→ Given task:
Gather every line of the entries that includes the word "رواية".

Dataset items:
###

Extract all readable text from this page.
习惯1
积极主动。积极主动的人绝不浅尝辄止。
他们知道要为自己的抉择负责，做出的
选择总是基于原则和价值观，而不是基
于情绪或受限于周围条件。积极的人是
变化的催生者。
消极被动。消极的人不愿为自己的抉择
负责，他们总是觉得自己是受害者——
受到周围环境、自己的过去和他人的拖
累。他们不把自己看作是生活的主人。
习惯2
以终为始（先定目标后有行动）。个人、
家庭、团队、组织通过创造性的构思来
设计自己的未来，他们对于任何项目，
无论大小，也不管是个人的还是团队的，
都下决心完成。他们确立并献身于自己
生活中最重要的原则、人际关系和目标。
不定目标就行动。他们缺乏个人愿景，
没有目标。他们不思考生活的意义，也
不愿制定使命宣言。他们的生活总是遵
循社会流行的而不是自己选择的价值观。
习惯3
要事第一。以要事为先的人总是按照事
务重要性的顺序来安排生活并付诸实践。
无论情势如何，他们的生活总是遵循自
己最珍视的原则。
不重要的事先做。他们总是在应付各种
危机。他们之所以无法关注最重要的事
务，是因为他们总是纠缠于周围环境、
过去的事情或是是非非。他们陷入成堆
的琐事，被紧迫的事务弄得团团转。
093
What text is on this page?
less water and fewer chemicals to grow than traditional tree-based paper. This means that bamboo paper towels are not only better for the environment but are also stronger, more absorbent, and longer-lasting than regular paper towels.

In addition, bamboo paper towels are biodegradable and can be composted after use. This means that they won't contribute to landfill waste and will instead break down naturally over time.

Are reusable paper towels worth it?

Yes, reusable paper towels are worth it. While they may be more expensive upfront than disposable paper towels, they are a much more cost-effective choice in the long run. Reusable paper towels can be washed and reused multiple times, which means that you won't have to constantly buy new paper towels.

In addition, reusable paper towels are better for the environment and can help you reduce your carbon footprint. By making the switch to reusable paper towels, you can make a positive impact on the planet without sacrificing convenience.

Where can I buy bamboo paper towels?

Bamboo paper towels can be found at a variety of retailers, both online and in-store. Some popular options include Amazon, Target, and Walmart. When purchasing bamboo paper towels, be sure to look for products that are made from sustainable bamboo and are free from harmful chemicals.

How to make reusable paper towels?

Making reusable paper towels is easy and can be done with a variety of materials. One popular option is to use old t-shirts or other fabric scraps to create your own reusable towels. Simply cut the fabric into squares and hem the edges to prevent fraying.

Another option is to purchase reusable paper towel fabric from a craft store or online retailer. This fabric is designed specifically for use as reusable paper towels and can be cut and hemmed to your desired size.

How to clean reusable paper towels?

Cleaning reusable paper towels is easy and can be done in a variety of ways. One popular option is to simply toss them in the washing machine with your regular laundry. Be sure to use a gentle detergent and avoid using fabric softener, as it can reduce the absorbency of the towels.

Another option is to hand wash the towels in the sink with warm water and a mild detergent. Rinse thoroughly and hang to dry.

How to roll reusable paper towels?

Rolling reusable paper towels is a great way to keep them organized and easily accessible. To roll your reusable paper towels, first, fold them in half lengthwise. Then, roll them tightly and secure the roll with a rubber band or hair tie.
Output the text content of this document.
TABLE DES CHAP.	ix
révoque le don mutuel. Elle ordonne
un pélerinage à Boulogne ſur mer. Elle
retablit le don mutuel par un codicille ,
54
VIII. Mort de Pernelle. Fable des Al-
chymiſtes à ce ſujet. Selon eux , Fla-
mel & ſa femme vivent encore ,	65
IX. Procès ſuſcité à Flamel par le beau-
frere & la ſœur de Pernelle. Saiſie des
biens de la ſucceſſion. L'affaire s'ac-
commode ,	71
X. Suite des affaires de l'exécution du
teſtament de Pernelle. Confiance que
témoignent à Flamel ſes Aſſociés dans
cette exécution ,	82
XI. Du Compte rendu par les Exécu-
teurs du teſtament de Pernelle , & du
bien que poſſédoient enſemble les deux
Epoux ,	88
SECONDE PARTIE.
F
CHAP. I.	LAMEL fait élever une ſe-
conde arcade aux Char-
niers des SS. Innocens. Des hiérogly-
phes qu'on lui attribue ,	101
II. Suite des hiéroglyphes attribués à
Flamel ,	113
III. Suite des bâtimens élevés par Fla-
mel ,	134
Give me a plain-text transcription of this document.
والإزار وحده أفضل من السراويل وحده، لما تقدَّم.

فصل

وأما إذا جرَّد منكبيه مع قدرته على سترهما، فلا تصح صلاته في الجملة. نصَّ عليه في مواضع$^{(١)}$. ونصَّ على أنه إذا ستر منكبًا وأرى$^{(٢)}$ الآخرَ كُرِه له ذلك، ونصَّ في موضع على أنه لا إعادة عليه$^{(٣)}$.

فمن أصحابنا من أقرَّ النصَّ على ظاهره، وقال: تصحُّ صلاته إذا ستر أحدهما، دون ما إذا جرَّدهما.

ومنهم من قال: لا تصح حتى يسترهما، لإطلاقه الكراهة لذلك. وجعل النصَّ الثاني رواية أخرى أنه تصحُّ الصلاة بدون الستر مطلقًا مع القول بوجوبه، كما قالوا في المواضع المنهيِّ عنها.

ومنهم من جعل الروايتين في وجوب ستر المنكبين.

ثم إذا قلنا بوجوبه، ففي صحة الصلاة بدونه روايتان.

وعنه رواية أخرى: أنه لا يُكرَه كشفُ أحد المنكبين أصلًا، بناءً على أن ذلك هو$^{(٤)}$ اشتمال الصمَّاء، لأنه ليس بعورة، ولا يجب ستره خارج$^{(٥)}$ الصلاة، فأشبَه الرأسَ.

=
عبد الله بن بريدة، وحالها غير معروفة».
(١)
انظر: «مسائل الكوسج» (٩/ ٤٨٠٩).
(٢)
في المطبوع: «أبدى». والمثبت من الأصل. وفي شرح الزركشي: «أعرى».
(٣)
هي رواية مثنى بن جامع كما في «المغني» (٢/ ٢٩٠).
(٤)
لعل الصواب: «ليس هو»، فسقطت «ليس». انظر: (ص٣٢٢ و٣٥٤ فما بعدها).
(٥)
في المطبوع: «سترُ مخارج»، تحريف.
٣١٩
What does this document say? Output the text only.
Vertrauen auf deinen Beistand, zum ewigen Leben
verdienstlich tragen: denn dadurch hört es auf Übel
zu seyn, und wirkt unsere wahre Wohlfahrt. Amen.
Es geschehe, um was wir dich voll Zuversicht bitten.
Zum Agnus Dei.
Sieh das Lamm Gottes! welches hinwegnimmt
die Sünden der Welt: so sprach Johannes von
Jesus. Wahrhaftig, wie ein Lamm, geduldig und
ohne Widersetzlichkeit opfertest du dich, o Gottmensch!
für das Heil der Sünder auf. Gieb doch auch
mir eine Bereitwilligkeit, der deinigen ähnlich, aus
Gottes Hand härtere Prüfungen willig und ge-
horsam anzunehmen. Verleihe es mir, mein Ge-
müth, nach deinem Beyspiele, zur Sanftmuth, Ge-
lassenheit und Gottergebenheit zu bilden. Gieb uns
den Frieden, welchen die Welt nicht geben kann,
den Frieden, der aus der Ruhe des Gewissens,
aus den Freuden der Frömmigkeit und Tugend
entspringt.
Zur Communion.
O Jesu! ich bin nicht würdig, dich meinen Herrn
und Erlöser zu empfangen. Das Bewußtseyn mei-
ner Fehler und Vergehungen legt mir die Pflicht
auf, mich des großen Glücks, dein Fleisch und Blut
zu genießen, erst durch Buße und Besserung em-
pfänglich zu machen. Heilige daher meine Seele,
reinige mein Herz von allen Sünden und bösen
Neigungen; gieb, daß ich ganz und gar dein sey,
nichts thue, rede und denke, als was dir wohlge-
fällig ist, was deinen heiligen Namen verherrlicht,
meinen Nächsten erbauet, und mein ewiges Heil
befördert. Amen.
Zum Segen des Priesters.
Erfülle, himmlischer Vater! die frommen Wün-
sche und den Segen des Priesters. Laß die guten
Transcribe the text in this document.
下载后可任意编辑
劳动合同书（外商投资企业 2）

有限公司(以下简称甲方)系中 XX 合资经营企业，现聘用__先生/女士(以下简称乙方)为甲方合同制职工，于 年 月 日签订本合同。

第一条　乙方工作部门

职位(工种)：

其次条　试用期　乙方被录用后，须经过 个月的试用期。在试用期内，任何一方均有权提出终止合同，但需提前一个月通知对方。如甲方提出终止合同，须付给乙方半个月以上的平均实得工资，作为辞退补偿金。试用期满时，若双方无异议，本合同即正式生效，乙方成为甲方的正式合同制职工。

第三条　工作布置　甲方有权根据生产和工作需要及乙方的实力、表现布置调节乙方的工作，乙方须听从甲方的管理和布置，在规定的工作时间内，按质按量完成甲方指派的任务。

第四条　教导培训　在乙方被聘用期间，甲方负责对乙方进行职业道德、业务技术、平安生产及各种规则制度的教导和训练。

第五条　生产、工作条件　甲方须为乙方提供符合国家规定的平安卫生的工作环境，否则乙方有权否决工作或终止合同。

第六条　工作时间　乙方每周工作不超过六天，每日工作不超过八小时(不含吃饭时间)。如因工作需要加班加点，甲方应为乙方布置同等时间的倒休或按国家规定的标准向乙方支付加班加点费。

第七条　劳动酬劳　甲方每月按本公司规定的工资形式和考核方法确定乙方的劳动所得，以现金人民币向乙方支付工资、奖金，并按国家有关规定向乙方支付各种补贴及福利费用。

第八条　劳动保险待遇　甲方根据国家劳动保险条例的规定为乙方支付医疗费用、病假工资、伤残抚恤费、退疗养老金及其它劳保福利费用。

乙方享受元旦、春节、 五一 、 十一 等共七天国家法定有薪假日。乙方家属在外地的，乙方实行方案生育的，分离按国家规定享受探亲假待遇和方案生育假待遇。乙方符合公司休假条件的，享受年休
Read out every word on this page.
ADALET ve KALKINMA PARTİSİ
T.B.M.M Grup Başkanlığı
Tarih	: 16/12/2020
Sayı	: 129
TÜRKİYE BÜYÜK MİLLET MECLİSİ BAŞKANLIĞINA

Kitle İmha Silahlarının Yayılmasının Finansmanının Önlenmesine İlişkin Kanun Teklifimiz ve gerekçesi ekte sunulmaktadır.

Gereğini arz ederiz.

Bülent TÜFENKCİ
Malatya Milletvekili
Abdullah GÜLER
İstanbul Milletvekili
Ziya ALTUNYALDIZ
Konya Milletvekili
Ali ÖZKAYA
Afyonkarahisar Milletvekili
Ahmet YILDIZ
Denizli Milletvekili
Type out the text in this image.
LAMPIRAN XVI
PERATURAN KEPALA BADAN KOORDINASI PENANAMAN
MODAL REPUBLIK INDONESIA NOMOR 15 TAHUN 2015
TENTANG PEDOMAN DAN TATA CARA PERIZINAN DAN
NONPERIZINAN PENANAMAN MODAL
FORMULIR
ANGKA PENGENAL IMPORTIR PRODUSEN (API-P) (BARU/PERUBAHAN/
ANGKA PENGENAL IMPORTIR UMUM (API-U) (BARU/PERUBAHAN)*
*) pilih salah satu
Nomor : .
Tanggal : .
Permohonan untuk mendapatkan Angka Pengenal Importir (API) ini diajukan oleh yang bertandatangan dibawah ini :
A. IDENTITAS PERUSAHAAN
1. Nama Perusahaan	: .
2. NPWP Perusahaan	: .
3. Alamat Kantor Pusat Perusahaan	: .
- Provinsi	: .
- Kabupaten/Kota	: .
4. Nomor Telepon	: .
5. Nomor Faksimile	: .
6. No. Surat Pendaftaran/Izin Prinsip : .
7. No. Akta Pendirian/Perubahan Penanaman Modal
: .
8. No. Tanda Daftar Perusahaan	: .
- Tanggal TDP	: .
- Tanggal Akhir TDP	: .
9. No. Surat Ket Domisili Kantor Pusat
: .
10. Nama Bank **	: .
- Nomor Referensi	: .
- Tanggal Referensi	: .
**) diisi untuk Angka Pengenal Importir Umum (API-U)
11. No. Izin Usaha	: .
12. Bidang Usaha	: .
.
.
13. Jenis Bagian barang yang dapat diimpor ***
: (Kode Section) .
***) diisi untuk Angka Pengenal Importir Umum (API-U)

###

→ The answer:
ومنهم من قال: لا تصح حتى يسترهما، لإطلاقه الكراهة لذلك. وجعل النصَّ الثاني رواية أخرى أنه تصحُّ الصلاة بدون الستر مطلقًا مع القول بوجوبه، كما قالوا في المواضع المنهيِّ عنها.
وعنه رواية أخرى: أنه لا يُكرَه كشفُ أحد المنكبين أصلًا، بناءً على أن ذلك هو$^{(٤)}$ اشتمال الصمَّاء، لأنه ليس بعورة، ولا يجب ستره خارج$^{(٥)}$ الصلاة، فأشبَه الرأسَ.
هي رواية مثنى بن جامع كما في «المغني» (٢/ ٢٩٠).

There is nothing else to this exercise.